[begin Extracted data]

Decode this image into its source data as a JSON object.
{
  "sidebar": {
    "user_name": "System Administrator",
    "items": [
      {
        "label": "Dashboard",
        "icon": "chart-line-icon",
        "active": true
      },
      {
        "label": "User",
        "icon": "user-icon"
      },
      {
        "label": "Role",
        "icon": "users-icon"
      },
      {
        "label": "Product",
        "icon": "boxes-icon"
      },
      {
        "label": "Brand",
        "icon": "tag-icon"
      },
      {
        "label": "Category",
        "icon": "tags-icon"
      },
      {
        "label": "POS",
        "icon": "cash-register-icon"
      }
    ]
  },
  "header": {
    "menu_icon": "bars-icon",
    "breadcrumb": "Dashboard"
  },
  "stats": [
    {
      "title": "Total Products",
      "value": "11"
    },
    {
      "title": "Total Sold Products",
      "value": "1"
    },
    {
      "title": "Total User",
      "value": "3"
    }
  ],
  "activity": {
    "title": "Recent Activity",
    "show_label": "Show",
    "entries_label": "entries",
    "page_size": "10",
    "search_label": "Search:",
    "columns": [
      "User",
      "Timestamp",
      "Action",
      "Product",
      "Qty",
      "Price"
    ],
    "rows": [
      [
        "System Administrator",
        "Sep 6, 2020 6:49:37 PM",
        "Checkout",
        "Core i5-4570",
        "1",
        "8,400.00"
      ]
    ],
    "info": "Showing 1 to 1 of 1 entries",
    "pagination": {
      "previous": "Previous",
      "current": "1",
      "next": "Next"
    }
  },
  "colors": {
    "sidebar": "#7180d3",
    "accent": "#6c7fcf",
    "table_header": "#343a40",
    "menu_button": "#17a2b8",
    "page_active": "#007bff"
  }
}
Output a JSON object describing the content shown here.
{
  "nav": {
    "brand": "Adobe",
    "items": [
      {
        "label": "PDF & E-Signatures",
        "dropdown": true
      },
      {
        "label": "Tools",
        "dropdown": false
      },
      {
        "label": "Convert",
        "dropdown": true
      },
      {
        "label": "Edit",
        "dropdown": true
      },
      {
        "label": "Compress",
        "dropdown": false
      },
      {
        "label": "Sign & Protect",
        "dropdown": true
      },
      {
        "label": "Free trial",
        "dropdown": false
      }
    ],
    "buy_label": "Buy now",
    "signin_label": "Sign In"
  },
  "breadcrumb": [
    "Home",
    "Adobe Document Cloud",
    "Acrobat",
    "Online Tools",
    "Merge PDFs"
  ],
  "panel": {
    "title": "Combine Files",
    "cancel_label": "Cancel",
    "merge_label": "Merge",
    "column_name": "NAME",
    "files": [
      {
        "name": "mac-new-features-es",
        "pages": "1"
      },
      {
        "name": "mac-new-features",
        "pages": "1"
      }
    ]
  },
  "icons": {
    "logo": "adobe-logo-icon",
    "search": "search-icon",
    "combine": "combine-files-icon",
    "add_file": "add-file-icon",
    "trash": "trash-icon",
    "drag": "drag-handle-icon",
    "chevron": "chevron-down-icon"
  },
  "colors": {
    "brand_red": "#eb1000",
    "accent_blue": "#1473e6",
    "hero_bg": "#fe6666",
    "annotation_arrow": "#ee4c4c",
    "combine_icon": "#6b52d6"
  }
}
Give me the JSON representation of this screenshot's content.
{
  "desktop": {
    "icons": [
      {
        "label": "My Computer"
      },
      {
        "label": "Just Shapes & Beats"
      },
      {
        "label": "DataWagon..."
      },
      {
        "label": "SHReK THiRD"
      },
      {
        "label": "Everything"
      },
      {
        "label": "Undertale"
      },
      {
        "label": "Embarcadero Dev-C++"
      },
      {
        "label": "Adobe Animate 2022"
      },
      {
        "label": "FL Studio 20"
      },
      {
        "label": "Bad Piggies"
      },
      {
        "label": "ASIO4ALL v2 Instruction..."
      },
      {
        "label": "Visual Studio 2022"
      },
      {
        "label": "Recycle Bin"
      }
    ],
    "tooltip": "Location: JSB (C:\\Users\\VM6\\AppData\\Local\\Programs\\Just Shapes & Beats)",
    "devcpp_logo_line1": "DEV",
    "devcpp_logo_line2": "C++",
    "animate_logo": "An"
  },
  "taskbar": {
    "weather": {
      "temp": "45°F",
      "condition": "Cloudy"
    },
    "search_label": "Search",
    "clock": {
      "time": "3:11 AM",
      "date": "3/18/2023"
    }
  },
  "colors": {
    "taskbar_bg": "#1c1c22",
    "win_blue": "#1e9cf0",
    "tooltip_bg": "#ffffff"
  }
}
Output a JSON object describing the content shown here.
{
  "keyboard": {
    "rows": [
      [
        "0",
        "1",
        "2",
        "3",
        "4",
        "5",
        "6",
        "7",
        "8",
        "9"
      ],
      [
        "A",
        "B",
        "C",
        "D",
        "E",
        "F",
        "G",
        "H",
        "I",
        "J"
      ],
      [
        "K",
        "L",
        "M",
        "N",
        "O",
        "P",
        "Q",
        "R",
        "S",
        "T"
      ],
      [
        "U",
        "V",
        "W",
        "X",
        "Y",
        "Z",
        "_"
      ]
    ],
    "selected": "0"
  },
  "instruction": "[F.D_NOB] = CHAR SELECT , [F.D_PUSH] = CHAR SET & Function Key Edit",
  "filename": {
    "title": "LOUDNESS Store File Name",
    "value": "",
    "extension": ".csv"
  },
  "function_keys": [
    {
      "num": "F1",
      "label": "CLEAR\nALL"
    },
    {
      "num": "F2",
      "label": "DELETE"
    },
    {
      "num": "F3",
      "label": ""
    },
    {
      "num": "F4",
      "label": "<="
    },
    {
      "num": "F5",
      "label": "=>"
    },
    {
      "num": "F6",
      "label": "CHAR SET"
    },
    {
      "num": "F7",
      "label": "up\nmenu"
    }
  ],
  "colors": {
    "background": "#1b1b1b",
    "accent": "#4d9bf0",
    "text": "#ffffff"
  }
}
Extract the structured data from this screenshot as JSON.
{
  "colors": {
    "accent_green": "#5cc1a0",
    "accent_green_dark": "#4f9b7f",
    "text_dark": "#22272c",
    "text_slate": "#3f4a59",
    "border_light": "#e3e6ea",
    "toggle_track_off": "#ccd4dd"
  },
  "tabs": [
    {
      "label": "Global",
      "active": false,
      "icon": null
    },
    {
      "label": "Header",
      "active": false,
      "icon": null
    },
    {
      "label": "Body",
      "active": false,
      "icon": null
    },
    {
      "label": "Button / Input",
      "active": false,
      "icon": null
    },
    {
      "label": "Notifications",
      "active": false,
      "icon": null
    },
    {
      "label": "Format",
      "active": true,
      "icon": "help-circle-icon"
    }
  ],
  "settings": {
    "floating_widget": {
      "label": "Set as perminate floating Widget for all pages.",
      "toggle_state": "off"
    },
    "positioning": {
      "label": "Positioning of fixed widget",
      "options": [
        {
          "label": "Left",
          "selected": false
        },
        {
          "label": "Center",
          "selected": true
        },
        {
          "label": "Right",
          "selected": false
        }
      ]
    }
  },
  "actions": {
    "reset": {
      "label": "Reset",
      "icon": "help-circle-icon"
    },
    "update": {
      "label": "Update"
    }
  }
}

[end Extracted data]

Make an exact copy of all the data.

Decode this image into its source data as a JSON object.
{
  "sidebar": {
    "user_name": "System Administrator",
    "items": [
      {
        "label": "Dashboard",
        "icon": "chart-line-icon",
        "active": true
      },
      {
        "label": "User",
        "icon": "user-icon"
      },
      {
        "label": "Role",
        "icon": "users-icon"
      },
      {
        "label": "Product",
        "icon": "boxes-icon"
      },
      {
        "label": "Brand",
        "icon": "tag-icon"
      },
      {
        "label": "Category",
        "icon": "tags-icon"
      },
      {
        "label": "POS",
        "icon": "cash-register-icon"
      }
    ]
  },
  "header": {
    "menu_icon": "bars-icon",
    "breadcrumb": "Dashboard"
  },
  "stats": [
    {
      "title": "Total Products",
      "value": "11"
    },
    {
      "title": "Total Sold Products",
      "value": "1"
    },
    {
      "title": "Total User",
      "value": "3"
    }
  ],
  "activity": {
    "title": "Recent Activity",
    "show_label": "Show",
    "entries_label": "entries",
    "page_size": "10",
    "search_label": "Search:",
    "columns": [
      "User",
      "Timestamp",
      "Action",
      "Product",
      "Qty",
      "Price"
    ],
    "rows": [
      [
        "System Administrator",
        "Sep 6, 2020 6:49:37 PM",
        "Checkout",
        "Core i5-4570",
        "1",
        "8,400.00"
      ]
    ],
    "info": "Showing 1 to 1 of 1 entries",
    "pagination": {
      "previous": "Previous",
      "current": "1",
      "next": "Next"
    }
  },
  "colors": {
    "sidebar": "#7180d3",
    "accent": "#6c7fcf",
    "table_header": "#343a40",
    "menu_button": "#17a2b8",
    "page_active": "#007bff"
  }
}
Output a JSON object describing the content shown here.
{
  "nav": {
    "brand": "Adobe",
    "items": [
      {
        "label": "PDF & E-Signatures",
        "dropdown": true
      },
      {
        "label": "Tools",
        "dropdown": false
      },
      {
        "label": "Convert",
        "dropdown": true
      },
      {
        "label": "Edit",
        "dropdown": true
      },
      {
        "label": "Compress",
        "dropdown": false
      },
      {
        "label": "Sign & Protect",
        "dropdown": true
      },
      {
        "label": "Free trial",
        "dropdown": false
      }
    ],
    "buy_label": "Buy now",
    "signin_label": "Sign In"
  },
  "breadcrumb": [
    "Home",
    "Adobe Document Cloud",
    "Acrobat",
    "Online Tools",
    "Merge PDFs"
  ],
  "panel": {
    "title": "Combine Files",
    "cancel_label": "Cancel",
    "merge_label": "Merge",
    "column_name": "NAME",
    "files": [
      {
        "name": "mac-new-features-es",
        "pages": "1"
      },
      {
        "name": "mac-new-features",
        "pages": "1"
      }
    ]
  },
  "icons": {
    "logo": "adobe-logo-icon",
    "search": "search-icon",
    "combine": "combine-files-icon",
    "add_file": "add-file-icon",
    "trash": "trash-icon",
    "drag": "drag-handle-icon",
    "chevron": "chevron-down-icon"
  },
  "colors": {
    "brand_red": "#eb1000",
    "accent_blue": "#1473e6",
    "hero_bg": "#fe6666",
    "annotation_arrow": "#ee4c4c",
    "combine_icon": "#6b52d6"
  }
}
Give me the JSON representation of this screenshot's content.
{
  "desktop": {
    "icons": [
      {
        "label": "My Computer"
      },
      {
        "label": "Just Shapes & Beats"
      },
      {
        "label": "DataWagon..."
      },
      {
        "label": "SHReK THiRD"
      },
      {
        "label": "Everything"
      },
      {
        "label": "Undertale"
      },
      {
        "label": "Embarcadero Dev-C++"
      },
      {
        "label": "Adobe Animate 2022"
      },
      {
        "label": "FL Studio 20"
      },
      {
        "label": "Bad Piggies"
      },
      {
        "label": "ASIO4ALL v2 Instruction..."
      },
      {
        "label": "Visual Studio 2022"
      },
      {
        "label": "Recycle Bin"
      }
    ],
    "tooltip": "Location: JSB (C:\\Users\\VM6\\AppData\\Local\\Programs\\Just Shapes & Beats)",
    "devcpp_logo_line1": "DEV",
    "devcpp_logo_line2": "C++",
    "animate_logo": "An"
  },
  "taskbar": {
    "weather": {
      "temp": "45°F",
      "condition": "Cloudy"
    },
    "search_label": "Search",
    "clock": {
      "time": "3:11 AM",
      "date": "3/18/2023"
    }
  },
  "colors": {
    "taskbar_bg": "#1c1c22",
    "win_blue": "#1e9cf0",
    "tooltip_bg": "#ffffff"
  }
}
Output a JSON object describing the content shown here.
{
  "keyboard": {
    "rows": [
      [
        "0",
        "1",
        "2",
        "3",
        "4",
        "5",
        "6",
        "7",
        "8",
        "9"
      ],
      [
        "A",
        "B",
        "C",
        "D",
        "E",
        "F",
        "G",
        "H",
        "I",
        "J"
      ],
      [
        "K",
        "L",
        "M",
        "N",
        "O",
        "P",
        "Q",
        "R",
        "S",
        "T"
      ],
      [
        "U",
        "V",
        "W",
        "X",
        "Y",
        "Z",
        "_"
      ]
    ],
    "selected": "0"
  },
  "instruction": "[F.D_NOB] = CHAR SELECT , [F.D_PUSH] = CHAR SET & Function Key Edit",
  "filename": {
    "title": "LOUDNESS Store File Name",
    "value": "",
    "extension": ".csv"
  },
  "function_keys": [
    {
      "num": "F1",
      "label": "CLEAR\nALL"
    },
    {
      "num": "F2",
      "label": "DELETE"
    },
    {
      "num": "F3",
      "label": ""
    },
    {
      "num": "F4",
      "label": "<="
    },
    {
      "num": "F5",
      "label": "=>"
    },
    {
      "num": "F6",
      "label": "CHAR SET"
    },
    {
      "num": "F7",
      "label": "up\nmenu"
    }
  ],
  "colors": {
    "background": "#1b1b1b",
    "accent": "#4d9bf0",
    "text": "#ffffff"
  }
}
Extract the structured data from this screenshot as JSON.
{
  "colors": {
    "accent_green": "#5cc1a0",
    "accent_green_dark": "#4f9b7f",
    "text_dark": "#22272c",
    "text_slate": "#3f4a59",
    "border_light": "#e3e6ea",
    "toggle_track_off": "#ccd4dd"
  },
  "tabs": [
    {
      "label": "Global",
      "active": false,
      "icon": null
    },
    {
      "label": "Header",
      "active": false,
      "icon": null
    },
    {
      "label": "Body",
      "active": false,
      "icon": null
    },
    {
      "label": "Button / Input",
      "active": false,
      "icon": null
    },
    {
      "label": "Notifications",
      "active": false,
      "icon": null
    },
    {
      "label": "Format",
      "active": true,
      "icon": "help-circle-icon"
    }
  ],
  "settings": {
    "floating_widget": {
      "label": "Set as perminate floating Widget for all pages.",
      "toggle_state": "off"
    },
    "positioning": {
      "label": "Positioning of fixed widget",
      "options": [
        {
          "label": "Left",
          "selected": false
        },
        {
          "label": "Center",
          "selected": true
        },
        {
          "label": "Right",
          "selected": false
        }
      ]
    }
  },
  "actions": {
    "reset": {
      "label": "Reset",
      "icon": "help-circle-icon"
    },
    "update": {
      "label": "Update"
    }
  }
}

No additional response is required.